• _TASK DIRECTIONS_
Repeat every record below exactly, omitting any pictures.
▼
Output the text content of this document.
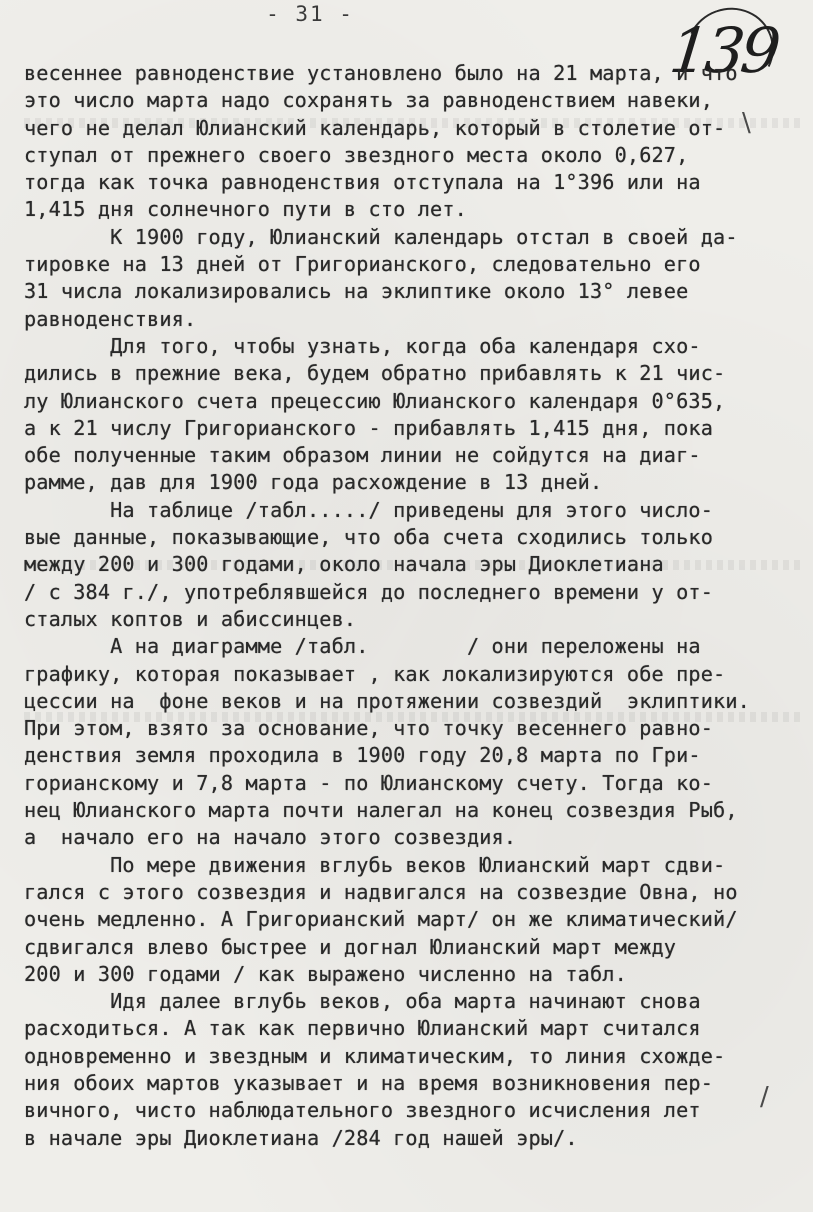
- 31 -	139
\
/
весеннее равноденствие установлено было на 21 марта, и что
это число марта надо сохранять за равноденствием навеки,
чего не делал Юлианский календарь, который в столетие от-
ступал от прежнего своего звездного места около 0,627,
тогда как точка равноденствия отступала на 1°396 или на
1,415 дня солнечного пути в сто лет.
К 1900 году, Юлианский календарь отстал в своей да-
тировке на 13 дней от Григорианского, следовательно его
31 числа локализировались на эклиптике около 13° левее
равноденствия.
Для того, чтобы узнать, когда оба календаря схо-
дились в прежние века, будем обратно прибавлять к 21 чис-
лу Юлианского счета прецессию Юлианского календаря 0°635,
а к 21 числу Григорианского - прибавлять 1,415 дня, пока
обе полученные таким образом линии не сойдутся на диаг-
рамме, дав для 1900 года расхождение в 13 дней.
На таблице /табл...../ приведены для этого число-
вые данные, показывающие, что оба счета сходились только
между 200 и 300 годами, около начала эры Диоклетиана
/ с 384 г./, употреблявшейся до последнего времени у от-
сталых коптов и абиссинцев.
А на диаграмме /табл.        / они переложены на
графику, которая показывает , как локализируются обе пре-
цессии на  фоне веков и на протяжении созвездий  эклиптики.
При этом, взято за основание, что точку весеннего равно-
денствия земля проходила в 1900 году 20,8 марта по Гри-
горианскому и 7,8 марта - по Юлианскому счету. Тогда ко-
нец Юлианского марта почти налегал на конец созвездия Рыб,
а  начало его на начало этого созвездия.
По мере движения вглубь веков Юлианский март сдви-
гался с этого созвездия и надвигался на созвездие Овна, но
очень медленно. А Григорианский март/ он же климатический/
сдвигался влево быстрее и догнал Юлианский март между
200 и 300 годами / как выражено численно на табл.
Идя далее вглубь веков, оба марта начинают снова
расходиться. А так как первично Юлианский март считался
одновременно и звездным и климатическим, то линия схожде-
ния обоих мартов указывает и на время возникновения пер-
вичного, чисто наблюдательного звездного исчисления лет
в начале эры Диоклетиана /284 год нашей эры/.
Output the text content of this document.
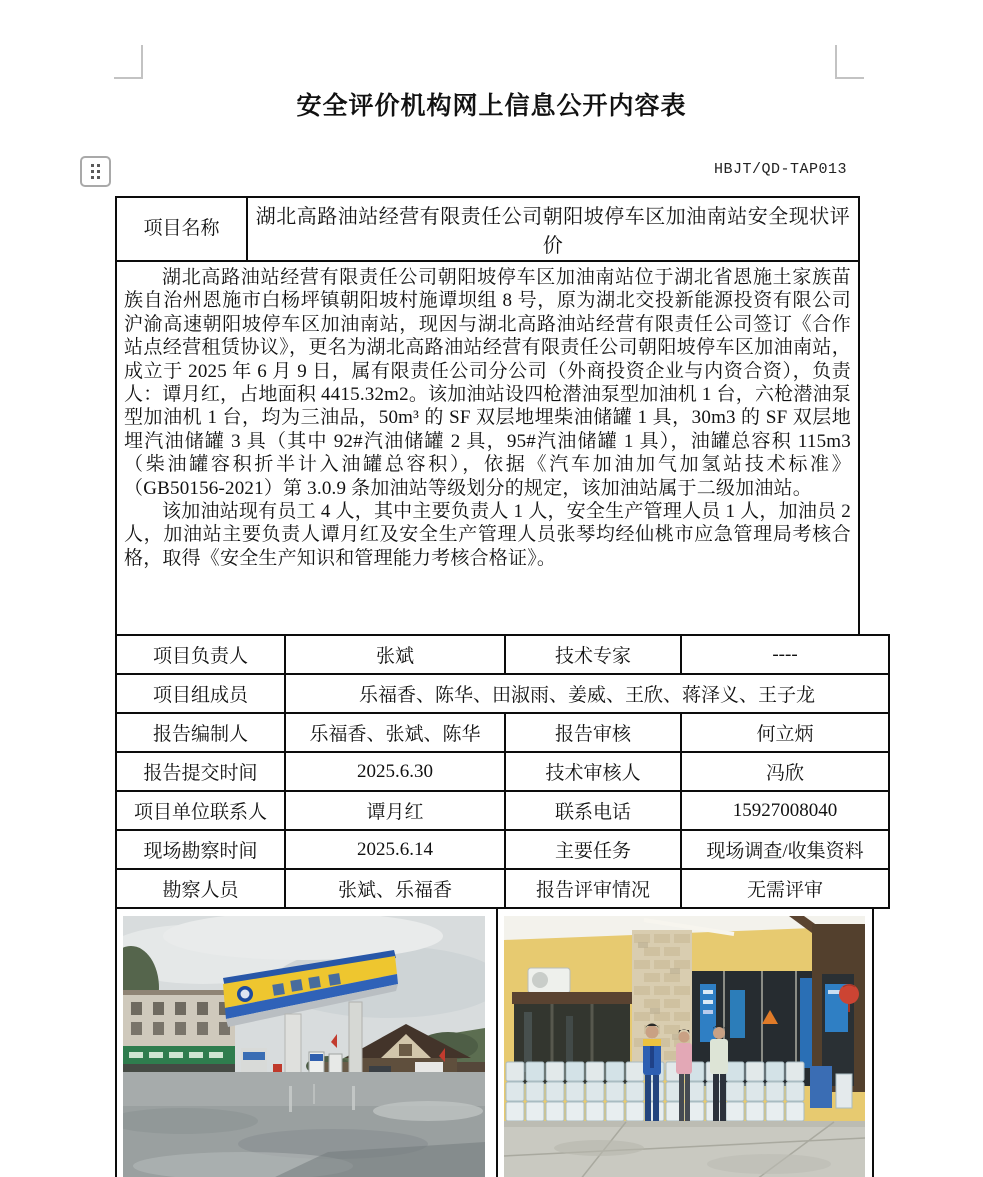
安全评价机构网上信息公开内容表
HBJT/QD-TAP013
项目名称	湖北高路油站经营有限责任公司朝阳坡停车区加油南站安全现状评价

湖北高路油站经营有限责任公司朝阳坡停车区加油南站位于湖北省恩施土家族苗族自治州恩施市白杨坪镇朝阳坡村施谭坝组 8 号，原为湖北交投新能源投资有限公司沪渝高速朝阳坡停车区加油南站，现因与湖北高路油站经营有限责任公司签订《合作站点经营租赁协议》，更名为湖北高路油站经营有限责任公司朝阳坡停车区加油南站，成立于 2025 年 6 月 9 日，属有限责任公司分公司（外商投资企业与内资合资），负责人：谭月红，占地面积 4415.32m2。该加油站设四枪潜油泵型加油机 1 台，六枪潜油泵型加油机 1 台，均为三油品，50m³ 的 SF 双层地埋柴油储罐 1 具，30m3 的 SF 双层地埋汽油储罐 3 具（其中 92#汽油储罐 2 具，95#汽油储罐 1 具），油罐总容积 115m3（柴油罐容积折半计入油罐总容积），依据《汽车加油加气加氢站技术标准》（GB50156-2021）第 3.0.9 条加油站等级划分的规定，该加油站属于二级加油站。

该加油站现有员工 4 人，其中主要负责人 1 人，安全生产管理人员 1 人，加油员 2 人，加油站主要负责人谭月红及安全生产管理人员张琴均经仙桃市应急管理局考核合格，取得《安全生产知识和管理能力考核合格证》。

项目负责人	张斌	技术专家	----
项目组成员	乐福香、陈华、田淑雨、姜威、王欣、蒋泽义、王子龙		
报告编制人	乐福香、张斌、陈华	报告审核	何立炳
报告提交时间	2025.6.30	技术审核人	冯欣
项目单位联系人	谭月红	联系电话	15927008040
现场勘察时间	2025.6.14	主要任务	现场调查/收集资料
勘察人员	张斌、乐福香	报告评审情况	无需评审
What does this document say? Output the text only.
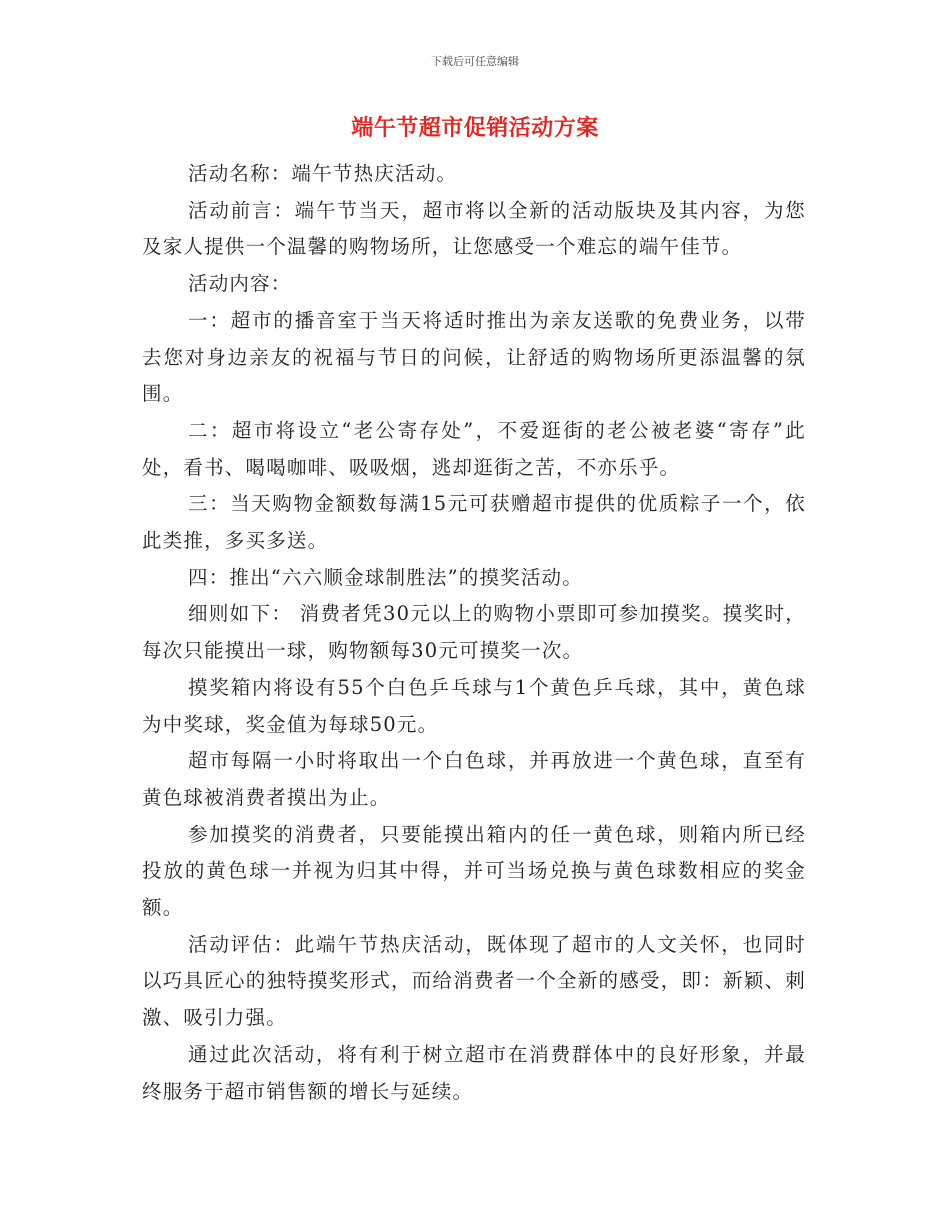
下载后可任意编辑
端午节超市促销活动方案

活动名称：端午节热庆活动。

活动前言：端午节当天，超市将以全新的活动版块及其内容，为您及家人提供一个温馨的购物场所，让您感受一个难忘的端午佳节。

活动内容：

一：超市的播音室于当天将适时推出为亲友送歌的免费业务，以带去您对身边亲友的祝福与节日的问候，让舒适的购物场所更添温馨的氛围。

二：超市将设立“老公寄存处”，不爱逛街的老公被老婆“寄存”此处，看书、喝喝咖啡、吸吸烟，逃却逛街之苦，不亦乐乎。

三：当天购物金额数每满15元可获赠超市提供的优质粽子一个，依此类推，多买多送。

四：推出“六六顺金球制胜法”的摸奖活动。

细则如下： 消费者凭30元以上的购物小票即可参加摸奖。摸奖时，每次只能摸出一球，购物额每30元可摸奖一次。

摸奖箱内将设有55个白色乒乓球与1个黄色乒乓球，其中，黄色球为中奖球，奖金值为每球50元。

超市每隔一小时将取出一个白色球，并再放进一个黄色球，直至有黄色球被消费者摸出为止。

参加摸奖的消费者，只要能摸出箱内的任一黄色球，则箱内所已经投放的黄色球一并视为归其中得，并可当场兑换与黄色球数相应的奖金额。

活动评估：此端午节热庆活动，既体现了超市的人文关怀，也同时以巧具匠心的独特摸奖形式，而给消费者一个全新的感受，即：新颖、刺激、吸引力强。

通过此次活动，将有利于树立超市在消费群体中的良好形象，并最终服务于超市销售额的增长与延续。
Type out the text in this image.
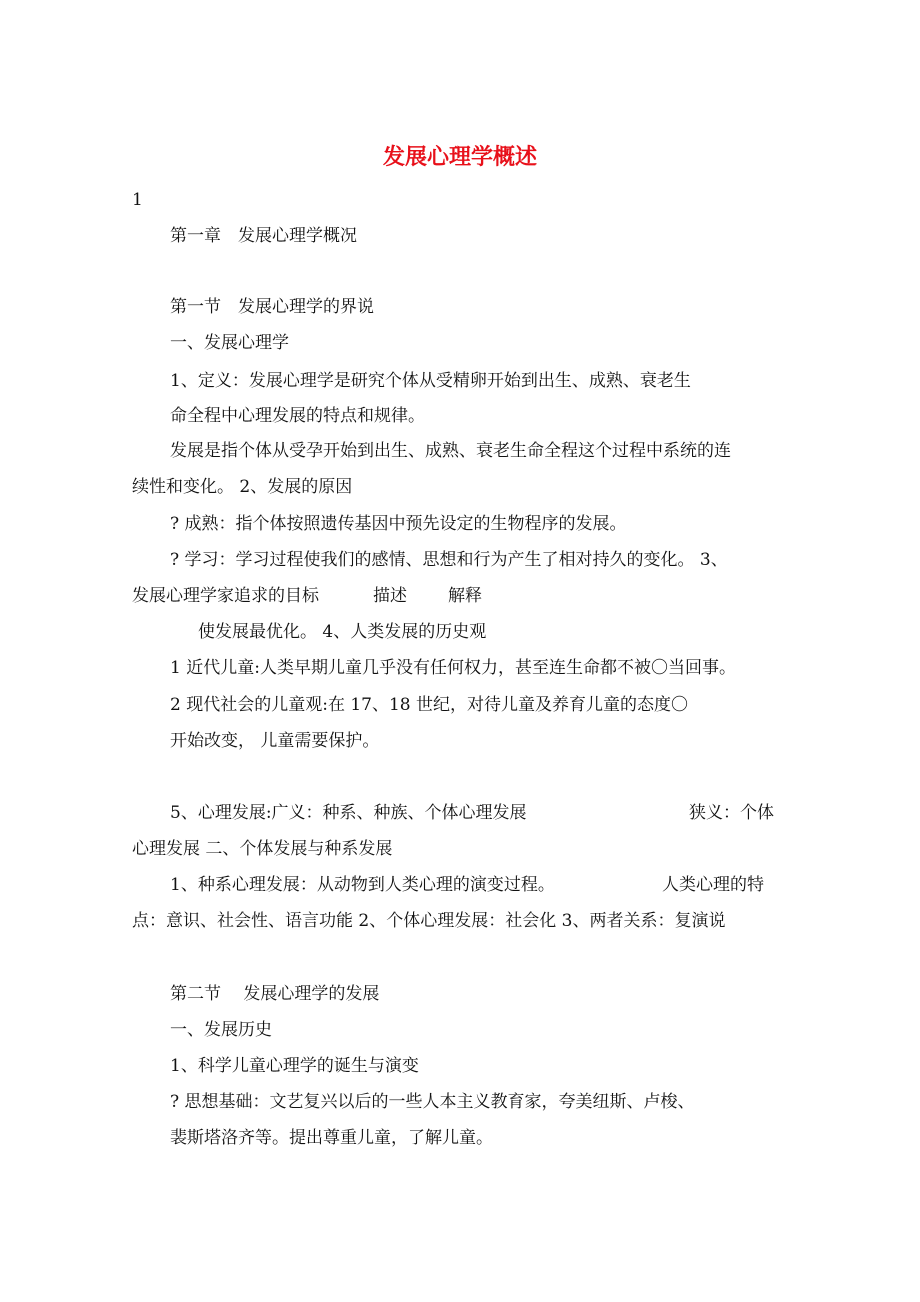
发展心理学概述
1
第一章　发展心理学概况
第一节　发展心理学的界说
一、发展心理学
1、定义：发展心理学是研究个体从受精卵开始到出生、成熟、衰老生
命全程中心理发展的特点和规律。
发展是指个体从受孕开始到出生、成熟、衰老生命全程这个过程中系统的连
续性和变化。 2、发展的原因
? 成熟：指个体按照遗传基因中预先设定的生物程序的发展。
? 学习：学习过程使我们的感情、思想和行为产生了相对持久的变化。 3、
发展心理学家追求的目标	描述 解释
使发展最优化。 4、人类发展的历史观
1 近代儿童:人类早期儿童几乎没有任何权力，甚至连生命都不被〇当回事。
2 现代社会的儿童观:在 17、18 世纪，对待儿童及养育儿童的态度〇
开始改变， 儿童需要保护。
5、心理发展:广义：种系、种族、个体心理发展	狭义：个体
心理发展 二、个体发展与种系发展
1、种系心理发展：从动物到人类心理的演变过程。	人类心理的特
点：意识、社会性、语言功能 2、个体心理发展：社会化 3、两者关系：复演说
第二节　 发展心理学的发展
一、发展历史
1、科学儿童心理学的诞生与演变
? 思想基础：文艺复兴以后的一些人本主义教育家，夸美纽斯、卢梭、
裴斯塔洛齐等。提出尊重儿童，了解儿童。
▲
• _WORKED ANSWER_
Output the text content of this document.
- 31 -	139
\
/
весеннее равноденствие установлено было на 21 марта, и что
это число марта надо сохранять за равноденствием навеки,
чего не делал Юлианский календарь, который в столетие от-
ступал от прежнего своего звездного места около 0,627,
тогда как точка равноденствия отступала на 1°396 или на
1,415 дня солнечного пути в сто лет.
К 1900 году, Юлианский календарь отстал в своей да-
тировке на 13 дней от Григорианского, следовательно его
31 числа локализировались на эклиптике около 13° левее
равноденствия.
Для того, чтобы узнать, когда оба календаря схо-
дились в прежние века, будем обратно прибавлять к 21 чис-
лу Юлианского счета прецессию Юлианского календаря 0°635,
а к 21 числу Григорианского - прибавлять 1,415 дня, пока
обе полученные таким образом линии не сойдутся на диаг-
рамме, дав для 1900 года расхождение в 13 дней.
На таблице /табл...../ приведены для этого число-
вые данные, показывающие, что оба счета сходились только
между 200 и 300 годами, около начала эры Диоклетиана
/ с 384 г./, употреблявшейся до последнего времени у от-
сталых коптов и абиссинцев.
А на диаграмме /табл.        / они переложены на
графику, которая показывает , как локализируются обе пре-
цессии на  фоне веков и на протяжении созвездий  эклиптики.
При этом, взято за основание, что точку весеннего равно-
денствия земля проходила в 1900 году 20,8 марта по Гри-
горианскому и 7,8 марта - по Юлианскому счету. Тогда ко-
нец Юлианского марта почти налегал на конец созвездия Рыб,
а  начало его на начало этого созвездия.
По мере движения вглубь веков Юлианский март сдви-
гался с этого созвездия и надвигался на созвездие Овна, но
очень медленно. А Григорианский март/ он же климатический/
сдвигался влево быстрее и догнал Юлианский март между
200 и 300 годами / как выражено численно на табл.
Идя далее вглубь веков, оба марта начинают снова
расходиться. А так как первично Юлианский март считался
одновременно и звездным и климатическим, то линия схожде-
ния обоих мартов указывает и на время возникновения пер-
вичного, чисто наблюдательного звездного исчисления лет
в начале эры Диоклетиана /284 год нашей эры/.
Output the text content of this document.
安全评价机构网上信息公开内容表
HBJT/QD-TAP013
项目名称	湖北高路油站经营有限责任公司朝阳坡停车区加油南站安全现状评价

湖北高路油站经营有限责任公司朝阳坡停车区加油南站位于湖北省恩施土家族苗族自治州恩施市白杨坪镇朝阳坡村施谭坝组 8 号，原为湖北交投新能源投资有限公司沪渝高速朝阳坡停车区加油南站，现因与湖北高路油站经营有限责任公司签订《合作站点经营租赁协议》，更名为湖北高路油站经营有限责任公司朝阳坡停车区加油南站，成立于 2025 年 6 月 9 日，属有限责任公司分公司（外商投资企业与内资合资），负责人：谭月红，占地面积 4415.32m2。该加油站设四枪潜油泵型加油机 1 台，六枪潜油泵型加油机 1 台，均为三油品，50m³ 的 SF 双层地埋柴油储罐 1 具，30m3 的 SF 双层地埋汽油储罐 3 具（其中 92#汽油储罐 2 具，95#汽油储罐 1 具），油罐总容积 115m3（柴油罐容积折半计入油罐总容积），依据《汽车加油加气加氢站技术标准》（GB50156-2021）第 3.0.9 条加油站等级划分的规定，该加油站属于二级加油站。

该加油站现有员工 4 人，其中主要负责人 1 人，安全生产管理人员 1 人，加油员 2 人，加油站主要负责人谭月红及安全生产管理人员张琴均经仙桃市应急管理局考核合格，取得《安全生产知识和管理能力考核合格证》。

项目负责人	张斌	技术专家	----
项目组成员	乐福香、陈华、田淑雨、姜威、王欣、蒋泽义、王子龙		
报告编制人	乐福香、张斌、陈华	报告审核	何立炳
报告提交时间	2025.6.30	技术审核人	冯欣
项目单位联系人	谭月红	联系电话	15927008040
现场勘察时间	2025.6.14	主要任务	现场调查/收集资料
勘察人员	张斌、乐福香	报告评审情况	无需评审
What does this document say? Output the text only.
下载后可任意编辑
端午节超市促销活动方案

活动名称：端午节热庆活动。

活动前言：端午节当天，超市将以全新的活动版块及其内容，为您及家人提供一个温馨的购物场所，让您感受一个难忘的端午佳节。

活动内容：

一：超市的播音室于当天将适时推出为亲友送歌的免费业务，以带去您对身边亲友的祝福与节日的问候，让舒适的购物场所更添温馨的氛围。

二：超市将设立“老公寄存处”，不爱逛街的老公被老婆“寄存”此处，看书、喝喝咖啡、吸吸烟，逃却逛街之苦，不亦乐乎。

三：当天购物金额数每满15元可获赠超市提供的优质粽子一个，依此类推，多买多送。

四：推出“六六顺金球制胜法”的摸奖活动。

细则如下： 消费者凭30元以上的购物小票即可参加摸奖。摸奖时，每次只能摸出一球，购物额每30元可摸奖一次。

摸奖箱内将设有55个白色乒乓球与1个黄色乒乓球，其中，黄色球为中奖球，奖金值为每球50元。

超市每隔一小时将取出一个白色球，并再放进一个黄色球，直至有黄色球被消费者摸出为止。

参加摸奖的消费者，只要能摸出箱内的任一黄色球，则箱内所已经投放的黄色球一并视为归其中得，并可当场兑换与黄色球数相应的奖金额。

活动评估：此端午节热庆活动，既体现了超市的人文关怀，也同时以巧具匠心的独特摸奖形式，而给消费者一个全新的感受，即：新颖、刺激、吸引力强。

通过此次活动，将有利于树立超市在消费群体中的良好形象，并最终服务于超市销售额的增长与延续。
Type out the text in this image.
发展心理学概述
1
第一章　发展心理学概况
第一节　发展心理学的界说
一、发展心理学
1、定义：发展心理学是研究个体从受精卵开始到出生、成熟、衰老生
命全程中心理发展的特点和规律。
发展是指个体从受孕开始到出生、成熟、衰老生命全程这个过程中系统的连
续性和变化。 2、发展的原因
? 成熟：指个体按照遗传基因中预先设定的生物程序的发展。
? 学习：学习过程使我们的感情、思想和行为产生了相对持久的变化。 3、
发展心理学家追求的目标	描述 解释
使发展最优化。 4、人类发展的历史观
1 近代儿童:人类早期儿童几乎没有任何权力，甚至连生命都不被〇当回事。
2 现代社会的儿童观:在 17、18 世纪，对待儿童及养育儿童的态度〇
开始改变， 儿童需要保护。
5、心理发展:广义：种系、种族、个体心理发展	狭义：个体
心理发展 二、个体发展与种系发展
1、种系心理发展：从动物到人类心理的演变过程。	人类心理的特
点：意识、社会性、语言功能 2、个体心理发展：社会化 3、两者关系：复演说
第二节　 发展心理学的发展
一、发展历史
1、科学儿童心理学的诞生与演变
? 思想基础：文艺复兴以后的一些人本主义教育家，夸美纽斯、卢梭、
裴斯塔洛齐等。提出尊重儿童，了解儿童。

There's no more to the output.